** Source document **
Cas13a/crRNA trans-cleavage triggered primer exchange reaction based self-priming chain extension for sensitive and label-free infantile pneumonia related microRNA analysis

Abstract

Accurate and sensitive detection of microRNA (miRNA) is crucial for both pathophysiological studies and clinical diagnostics. Conventional amplification methods often face limitations such as dependence on thermal cycling, susceptibility to contamination, and insufficient specificity to discriminate among closely related miRNA family members. To address these challenges, we developed a label-free isothermal detection platform that integrates the precise RNA-targeting ability of the CRISPR/Cas13a system with a self-priming amplification cascade driven by primer exchange reaction (PER). In this assay, target miRNA binding directly activates the trans-cleavage activity of the Cas13a/crRNA complex, which subsequently cleaves a uracil-rich toehold region on a stem-loop DNA primer (H1). Following dephosphorylation, the cleaved primer initiates a PER-mediated self-priming amplification process, generating long tandem double-stranded DNA products that can be sensitively detected using the fluorescent dye SYBR Green I. The proposed method demonstrates several key advantages: (i) high specificity enabled by the programmable Cas13a/crRNA complex, allowing clear distinction between target miRNA and sequences with single-base mismatches or high homology; (ii) exceptional sensitivity, achieving a detection limit of 406 aM and a dynamic range spanning six orders of magnitude, through coupling Cas13a collateral cleavage with exponential isothermal amplification; (iii) excellent reproducibility, reflected by low relative standard deviations and a coefficient of variation of 3.65% in spiked serum samples; and (iv) strong concordance with the reference RT‑qPCR method in mock clinical specimens, highlighting its reliability for potential clinical use. In summary, this CRISPR/Cas13a-coupled self-priming amplification strategy provides a robust, accurate, and highly sensitive means for miRNA quantification, offering a promising alternative for point-of-care molecular diagnostic applications.

** Set of tasks **
**1)** Using the abstract, decide whether each statement agrees with it: (a) the method reaches a detection limit of 406 aM; (b) the method relies on thermal cycling; (c) the amplification products are detected with the dye SYBR Green I. For each one, answer yes or no and quote the words from the abstract that settle it.
**2)** According to the abstract, what does the activated Cas13a/crRNA complex cleave?
**3)** List every limitation of conventional amplification methods that the abstract names.
The entries that follow were taken from a different source than the abstract.

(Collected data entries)
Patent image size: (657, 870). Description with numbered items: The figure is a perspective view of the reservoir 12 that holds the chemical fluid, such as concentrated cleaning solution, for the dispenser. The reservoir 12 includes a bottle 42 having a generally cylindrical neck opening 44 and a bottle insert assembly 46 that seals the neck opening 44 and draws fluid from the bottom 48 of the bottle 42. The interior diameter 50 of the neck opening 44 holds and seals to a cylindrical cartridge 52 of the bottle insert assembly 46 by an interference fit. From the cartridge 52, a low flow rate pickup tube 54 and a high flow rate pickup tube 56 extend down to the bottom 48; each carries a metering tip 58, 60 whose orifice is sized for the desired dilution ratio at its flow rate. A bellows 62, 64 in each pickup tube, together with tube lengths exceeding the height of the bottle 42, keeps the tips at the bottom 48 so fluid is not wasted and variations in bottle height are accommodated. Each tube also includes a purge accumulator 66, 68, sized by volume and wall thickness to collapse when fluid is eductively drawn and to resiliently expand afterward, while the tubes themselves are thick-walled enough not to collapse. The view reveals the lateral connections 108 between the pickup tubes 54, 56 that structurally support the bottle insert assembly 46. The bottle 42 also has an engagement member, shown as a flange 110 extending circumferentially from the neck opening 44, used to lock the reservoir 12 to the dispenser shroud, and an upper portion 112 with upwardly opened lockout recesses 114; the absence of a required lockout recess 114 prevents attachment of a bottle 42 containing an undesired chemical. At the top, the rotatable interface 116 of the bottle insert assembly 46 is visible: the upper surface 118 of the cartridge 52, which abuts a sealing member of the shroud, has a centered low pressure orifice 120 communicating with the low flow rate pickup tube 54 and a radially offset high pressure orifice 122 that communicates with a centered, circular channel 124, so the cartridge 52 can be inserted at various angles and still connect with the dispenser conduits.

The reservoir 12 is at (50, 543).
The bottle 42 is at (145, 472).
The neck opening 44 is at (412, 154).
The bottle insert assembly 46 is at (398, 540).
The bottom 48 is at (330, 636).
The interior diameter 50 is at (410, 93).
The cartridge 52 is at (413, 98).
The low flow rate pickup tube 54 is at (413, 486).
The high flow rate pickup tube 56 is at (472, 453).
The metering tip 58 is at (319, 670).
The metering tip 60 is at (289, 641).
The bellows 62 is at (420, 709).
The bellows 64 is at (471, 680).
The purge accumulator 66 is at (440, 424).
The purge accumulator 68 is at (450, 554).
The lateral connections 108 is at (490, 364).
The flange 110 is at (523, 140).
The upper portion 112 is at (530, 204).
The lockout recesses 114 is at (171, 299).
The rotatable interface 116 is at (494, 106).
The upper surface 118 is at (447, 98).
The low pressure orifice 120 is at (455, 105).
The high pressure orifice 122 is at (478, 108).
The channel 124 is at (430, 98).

** Answer set **
**1)**
(a) Yes: "achieving a detection limit of 406 aM"
(b) No: "we developed a label-free isothermal detection platform"
(c) Yes: "can be sensitively detected using the fluorescent dye SYBR Green I"

**2)** It cleaves a uracil-rich toehold region on a stem-loop DNA primer (H1).

**3)**
- Dependence on thermal cycling
- Susceptibility to contamination
- Insufficient specificity to discriminate among closely related miRNA family members